▶ DIRECTIONS
Quote the records that follow in full and exactly; leave out the pictures.

▶ Data records

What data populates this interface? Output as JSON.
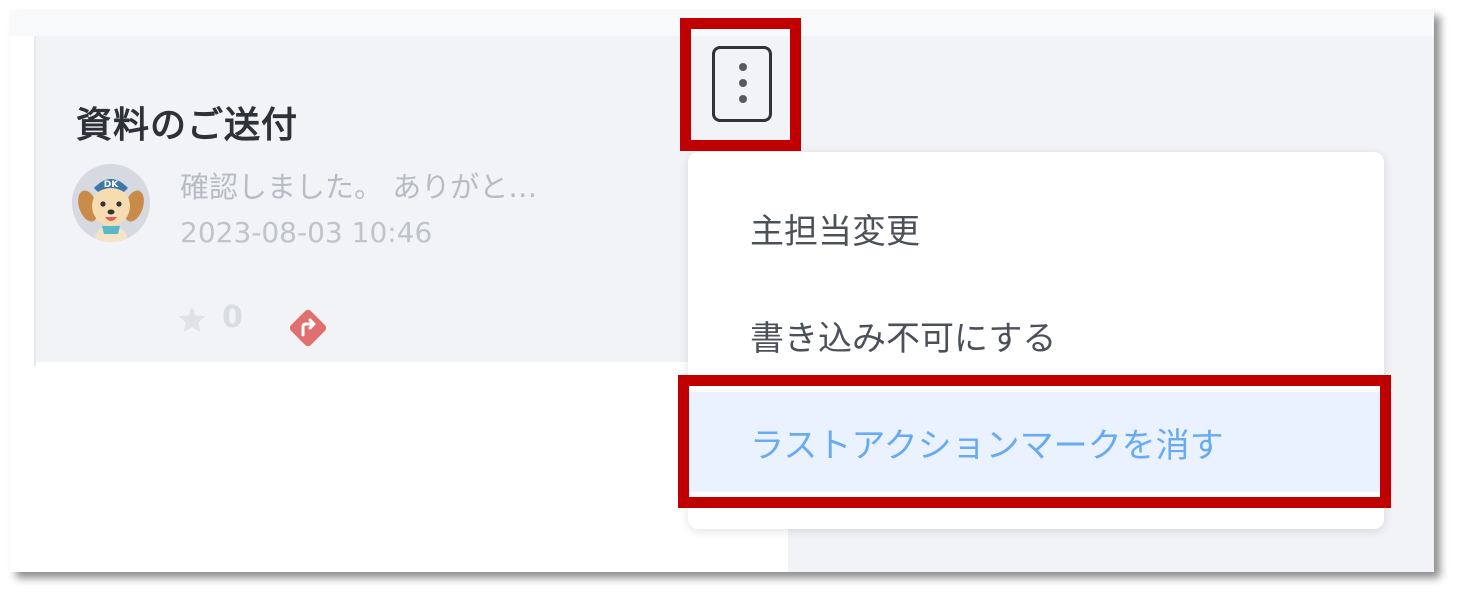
{
  "card": {
    "title": "資料のご送付",
    "preview": "確認しました。 ありがと…",
    "timestamp": "2023-08-03 10:46",
    "star_count": "0",
    "avatar_text": "DK"
  },
  "menu": {
    "items": [
      {
        "label": "主担当変更"
      },
      {
        "label": "書き込み不可にする"
      },
      {
        "label": "ラストアクションマークを消す"
      }
    ]
  },
  "colors": {
    "highlight": "#c00000",
    "active_text": "#6aaaf2",
    "active_bg": "#e9f2fe",
    "action_mark": "#e07070"
  },
  "icons": [
    "avatar-dog",
    "star-icon",
    "action-mark-icon",
    "more-vertical-icon"
  ]
}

▶ RESPONSE TO THE EXERCISE
What data populates this interface? Output as JSON.
{
  "card": {
    "title": "資料のご送付",
    "preview": "確認しました。 ありがと…",
    "timestamp": "2023-08-03 10:46",
    "star_count": "0",
    "avatar_text": "DK"
  },
  "menu": {
    "items": [
      {
        "label": "主担当変更"
      },
      {
        "label": "書き込み不可にする"
      },
      {
        "label": "ラストアクションマークを消す"
      }
    ]
  },
  "colors": {
    "highlight": "#c00000",
    "active_text": "#6aaaf2",
    "active_bg": "#e9f2fe",
    "action_mark": "#e07070"
  },
  "icons": [
    "avatar-dog",
    "star-icon",
    "action-mark-icon",
    "more-vertical-icon"
  ]
}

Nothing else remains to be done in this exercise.